[Part of a data file]
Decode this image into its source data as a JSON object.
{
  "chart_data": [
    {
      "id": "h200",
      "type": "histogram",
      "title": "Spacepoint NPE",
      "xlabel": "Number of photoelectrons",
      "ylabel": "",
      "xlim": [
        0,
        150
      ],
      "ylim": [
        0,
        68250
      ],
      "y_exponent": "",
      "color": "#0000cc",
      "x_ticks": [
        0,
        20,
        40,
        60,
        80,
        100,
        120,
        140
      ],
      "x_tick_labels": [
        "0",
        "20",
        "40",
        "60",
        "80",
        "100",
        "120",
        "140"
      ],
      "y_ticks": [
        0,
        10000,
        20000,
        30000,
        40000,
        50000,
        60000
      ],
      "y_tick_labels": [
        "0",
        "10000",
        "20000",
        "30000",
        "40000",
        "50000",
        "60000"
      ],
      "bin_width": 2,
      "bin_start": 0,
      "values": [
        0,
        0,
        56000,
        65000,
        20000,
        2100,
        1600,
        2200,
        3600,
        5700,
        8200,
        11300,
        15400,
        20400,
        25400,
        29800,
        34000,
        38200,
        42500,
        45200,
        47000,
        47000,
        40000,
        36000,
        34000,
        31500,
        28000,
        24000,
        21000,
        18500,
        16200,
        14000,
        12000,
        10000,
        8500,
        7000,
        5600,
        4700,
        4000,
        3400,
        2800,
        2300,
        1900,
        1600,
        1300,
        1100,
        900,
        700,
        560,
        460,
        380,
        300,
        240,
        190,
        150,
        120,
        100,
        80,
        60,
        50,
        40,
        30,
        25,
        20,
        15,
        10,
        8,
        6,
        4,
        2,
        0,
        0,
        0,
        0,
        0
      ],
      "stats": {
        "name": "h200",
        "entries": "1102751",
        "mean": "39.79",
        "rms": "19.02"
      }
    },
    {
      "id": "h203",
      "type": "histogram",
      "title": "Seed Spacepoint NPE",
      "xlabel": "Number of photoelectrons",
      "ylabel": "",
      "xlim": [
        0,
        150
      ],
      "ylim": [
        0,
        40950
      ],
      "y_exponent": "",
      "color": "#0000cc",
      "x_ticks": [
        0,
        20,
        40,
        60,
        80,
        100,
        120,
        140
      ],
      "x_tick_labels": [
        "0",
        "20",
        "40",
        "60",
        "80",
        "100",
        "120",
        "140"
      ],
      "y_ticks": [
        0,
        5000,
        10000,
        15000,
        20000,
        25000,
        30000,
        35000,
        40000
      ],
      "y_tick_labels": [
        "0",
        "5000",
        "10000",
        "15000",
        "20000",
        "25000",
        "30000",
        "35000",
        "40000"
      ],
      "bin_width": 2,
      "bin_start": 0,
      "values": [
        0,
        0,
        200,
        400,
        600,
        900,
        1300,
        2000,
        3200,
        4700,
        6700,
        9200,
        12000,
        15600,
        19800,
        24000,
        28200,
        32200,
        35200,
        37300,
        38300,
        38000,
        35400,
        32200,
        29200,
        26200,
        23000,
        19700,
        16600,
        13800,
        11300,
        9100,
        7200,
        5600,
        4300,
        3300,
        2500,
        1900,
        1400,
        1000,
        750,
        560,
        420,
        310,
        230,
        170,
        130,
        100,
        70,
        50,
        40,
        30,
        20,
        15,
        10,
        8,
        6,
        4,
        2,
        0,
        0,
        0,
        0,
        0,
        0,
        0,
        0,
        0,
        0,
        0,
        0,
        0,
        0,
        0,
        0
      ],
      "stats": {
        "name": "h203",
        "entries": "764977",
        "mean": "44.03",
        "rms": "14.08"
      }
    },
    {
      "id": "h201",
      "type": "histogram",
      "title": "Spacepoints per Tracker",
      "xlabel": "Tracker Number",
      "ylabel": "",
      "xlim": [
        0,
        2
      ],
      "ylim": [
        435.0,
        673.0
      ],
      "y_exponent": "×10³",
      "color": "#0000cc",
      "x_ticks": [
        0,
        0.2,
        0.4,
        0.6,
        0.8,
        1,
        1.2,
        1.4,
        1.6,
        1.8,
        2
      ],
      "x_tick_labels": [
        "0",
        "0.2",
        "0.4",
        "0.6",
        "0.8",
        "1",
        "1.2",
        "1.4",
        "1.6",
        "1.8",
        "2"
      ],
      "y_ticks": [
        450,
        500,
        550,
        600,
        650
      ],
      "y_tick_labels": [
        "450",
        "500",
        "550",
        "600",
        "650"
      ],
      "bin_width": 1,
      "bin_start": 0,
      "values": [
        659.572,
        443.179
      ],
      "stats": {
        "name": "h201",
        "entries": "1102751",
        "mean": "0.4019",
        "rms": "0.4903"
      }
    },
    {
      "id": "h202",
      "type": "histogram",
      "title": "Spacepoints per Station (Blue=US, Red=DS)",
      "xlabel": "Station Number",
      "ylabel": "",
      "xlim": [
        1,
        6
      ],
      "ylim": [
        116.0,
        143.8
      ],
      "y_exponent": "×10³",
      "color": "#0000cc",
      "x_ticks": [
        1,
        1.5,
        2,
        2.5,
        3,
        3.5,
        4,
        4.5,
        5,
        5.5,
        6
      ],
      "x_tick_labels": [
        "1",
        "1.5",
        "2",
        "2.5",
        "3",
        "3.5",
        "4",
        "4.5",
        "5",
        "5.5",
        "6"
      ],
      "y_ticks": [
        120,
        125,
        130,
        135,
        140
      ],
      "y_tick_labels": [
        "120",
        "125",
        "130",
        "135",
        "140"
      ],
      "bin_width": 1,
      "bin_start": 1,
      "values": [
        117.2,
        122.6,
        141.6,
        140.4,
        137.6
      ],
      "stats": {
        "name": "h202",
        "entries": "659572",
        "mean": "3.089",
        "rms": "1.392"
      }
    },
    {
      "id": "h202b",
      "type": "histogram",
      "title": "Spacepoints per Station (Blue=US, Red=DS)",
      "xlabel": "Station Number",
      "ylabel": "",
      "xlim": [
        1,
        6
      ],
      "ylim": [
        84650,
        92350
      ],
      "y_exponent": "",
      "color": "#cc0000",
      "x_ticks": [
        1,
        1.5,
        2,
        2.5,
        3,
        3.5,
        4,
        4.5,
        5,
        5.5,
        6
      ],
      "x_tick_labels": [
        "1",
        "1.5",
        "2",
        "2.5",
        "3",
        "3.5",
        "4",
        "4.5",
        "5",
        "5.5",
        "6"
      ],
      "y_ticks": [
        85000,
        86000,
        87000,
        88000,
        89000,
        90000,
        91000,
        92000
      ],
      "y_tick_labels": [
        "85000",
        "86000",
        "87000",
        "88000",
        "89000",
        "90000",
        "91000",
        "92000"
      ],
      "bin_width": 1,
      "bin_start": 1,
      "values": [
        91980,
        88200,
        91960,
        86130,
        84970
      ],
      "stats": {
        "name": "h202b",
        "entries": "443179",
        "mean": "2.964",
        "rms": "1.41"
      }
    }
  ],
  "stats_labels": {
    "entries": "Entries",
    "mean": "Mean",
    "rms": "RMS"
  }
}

== THE EXERCISE ==
Return the entries above exactly, each one complete.

== ANSWER TO THE TASK ==
Decode this image into its source data as a JSON object.
{
  "chart_data": [
    {
      "id": "h200",
      "type": "histogram",
      "title": "Spacepoint NPE",
      "xlabel": "Number of photoelectrons",
      "ylabel": "",
      "xlim": [
        0,
        150
      ],
      "ylim": [
        0,
        68250
      ],
      "y_exponent": "",
      "color": "#0000cc",
      "x_ticks": [
        0,
        20,
        40,
        60,
        80,
        100,
        120,
        140
      ],
      "x_tick_labels": [
        "0",
        "20",
        "40",
        "60",
        "80",
        "100",
        "120",
        "140"
      ],
      "y_ticks": [
        0,
        10000,
        20000,
        30000,
        40000,
        50000,
        60000
      ],
      "y_tick_labels": [
        "0",
        "10000",
        "20000",
        "30000",
        "40000",
        "50000",
        "60000"
      ],
      "bin_width": 2,
      "bin_start": 0,
      "values": [
        0,
        0,
        56000,
        65000,
        20000,
        2100,
        1600,
        2200,
        3600,
        5700,
        8200,
        11300,
        15400,
        20400,
        25400,
        29800,
        34000,
        38200,
        42500,
        45200,
        47000,
        47000,
        40000,
        36000,
        34000,
        31500,
        28000,
        24000,
        21000,
        18500,
        16200,
        14000,
        12000,
        10000,
        8500,
        7000,
        5600,
        4700,
        4000,
        3400,
        2800,
        2300,
        1900,
        1600,
        1300,
        1100,
        900,
        700,
        560,
        460,
        380,
        300,
        240,
        190,
        150,
        120,
        100,
        80,
        60,
        50,
        40,
        30,
        25,
        20,
        15,
        10,
        8,
        6,
        4,
        2,
        0,
        0,
        0,
        0,
        0
      ],
      "stats": {
        "name": "h200",
        "entries": "1102751",
        "mean": "39.79",
        "rms": "19.02"
      }
    },
    {
      "id": "h203",
      "type": "histogram",
      "title": "Seed Spacepoint NPE",
      "xlabel": "Number of photoelectrons",
      "ylabel": "",
      "xlim": [
        0,
        150
      ],
      "ylim": [
        0,
        40950
      ],
      "y_exponent": "",
      "color": "#0000cc",
      "x_ticks": [
        0,
        20,
        40,
        60,
        80,
        100,
        120,
        140
      ],
      "x_tick_labels": [
        "0",
        "20",
        "40",
        "60",
        "80",
        "100",
        "120",
        "140"
      ],
      "y_ticks": [
        0,
        5000,
        10000,
        15000,
        20000,
        25000,
        30000,
        35000,
        40000
      ],
      "y_tick_labels": [
        "0",
        "5000",
        "10000",
        "15000",
        "20000",
        "25000",
        "30000",
        "35000",
        "40000"
      ],
      "bin_width": 2,
      "bin_start": 0,
      "values": [
        0,
        0,
        200,
        400,
        600,
        900,
        1300,
        2000,
        3200,
        4700,
        6700,
        9200,
        12000,
        15600,
        19800,
        24000,
        28200,
        32200,
        35200,
        37300,
        38300,
        38000,
        35400,
        32200,
        29200,
        26200,
        23000,
        19700,
        16600,
        13800,
        11300,
        9100,
        7200,
        5600,
        4300,
        3300,
        2500,
        1900,
        1400,
        1000,
        750,
        560,
        420,
        310,
        230,
        170,
        130,
        100,
        70,
        50,
        40,
        30,
        20,
        15,
        10,
        8,
        6,
        4,
        2,
        0,
        0,
        0,
        0,
        0,
        0,
        0,
        0,
        0,
        0,
        0,
        0,
        0,
        0,
        0,
        0
      ],
      "stats": {
        "name": "h203",
        "entries": "764977",
        "mean": "44.03",
        "rms": "14.08"
      }
    },
    {
      "id": "h201",
      "type": "histogram",
      "title": "Spacepoints per Tracker",
      "xlabel": "Tracker Number",
      "ylabel": "",
      "xlim": [
        0,
        2
      ],
      "ylim": [
        435.0,
        673.0
      ],
      "y_exponent": "×10³",
      "color": "#0000cc",
      "x_ticks": [
        0,
        0.2,
        0.4,
        0.6,
        0.8,
        1,
        1.2,
        1.4,
        1.6,
        1.8,
        2
      ],
      "x_tick_labels": [
        "0",
        "0.2",
        "0.4",
        "0.6",
        "0.8",
        "1",
        "1.2",
        "1.4",
        "1.6",
        "1.8",
        "2"
      ],
      "y_ticks": [
        450,
        500,
        550,
        600,
        650
      ],
      "y_tick_labels": [
        "450",
        "500",
        "550",
        "600",
        "650"
      ],
      "bin_width": 1,
      "bin_start": 0,
      "values": [
        659.572,
        443.179
      ],
      "stats": {
        "name": "h201",
        "entries": "1102751",
        "mean": "0.4019",
        "rms": "0.4903"
      }
    },
    {
      "id": "h202",
      "type": "histogram",
      "title": "Spacepoints per Station (Blue=US, Red=DS)",
      "xlabel": "Station Number",
      "ylabel": "",
      "xlim": [
        1,
        6
      ],
      "ylim": [
        116.0,
        143.8
      ],
      "y_exponent": "×10³",
      "color": "#0000cc",
      "x_ticks": [
        1,
        1.5,
        2,
        2.5,
        3,
        3.5,
        4,
        4.5,
        5,
        5.5,
        6
      ],
      "x_tick_labels": [
        "1",
        "1.5",
        "2",
        "2.5",
        "3",
        "3.5",
        "4",
        "4.5",
        "5",
        "5.5",
        "6"
      ],
      "y_ticks": [
        120,
        125,
        130,
        135,
        140
      ],
      "y_tick_labels": [
        "120",
        "125",
        "130",
        "135",
        "140"
      ],
      "bin_width": 1,
      "bin_start": 1,
      "values": [
        117.2,
        122.6,
        141.6,
        140.4,
        137.6
      ],
      "stats": {
        "name": "h202",
        "entries": "659572",
        "mean": "3.089",
        "rms": "1.392"
      }
    },
    {
      "id": "h202b",
      "type": "histogram",
      "title": "Spacepoints per Station (Blue=US, Red=DS)",
      "xlabel": "Station Number",
      "ylabel": "",
      "xlim": [
        1,
        6
      ],
      "ylim": [
        84650,
        92350
      ],
      "y_exponent": "",
      "color": "#cc0000",
      "x_ticks": [
        1,
        1.5,
        2,
        2.5,
        3,
        3.5,
        4,
        4.5,
        5,
        5.5,
        6
      ],
      "x_tick_labels": [
        "1",
        "1.5",
        "2",
        "2.5",
        "3",
        "3.5",
        "4",
        "4.5",
        "5",
        "5.5",
        "6"
      ],
      "y_ticks": [
        85000,
        86000,
        87000,
        88000,
        89000,
        90000,
        91000,
        92000
      ],
      "y_tick_labels": [
        "85000",
        "86000",
        "87000",
        "88000",
        "89000",
        "90000",
        "91000",
        "92000"
      ],
      "bin_width": 1,
      "bin_start": 1,
      "values": [
        91980,
        88200,
        91960,
        86130,
        84970
      ],
      "stats": {
        "name": "h202b",
        "entries": "443179",
        "mean": "2.964",
        "rms": "1.41"
      }
    }
  ],
  "stats_labels": {
    "entries": "Entries",
    "mean": "Mean",
    "rms": "RMS"
  }
}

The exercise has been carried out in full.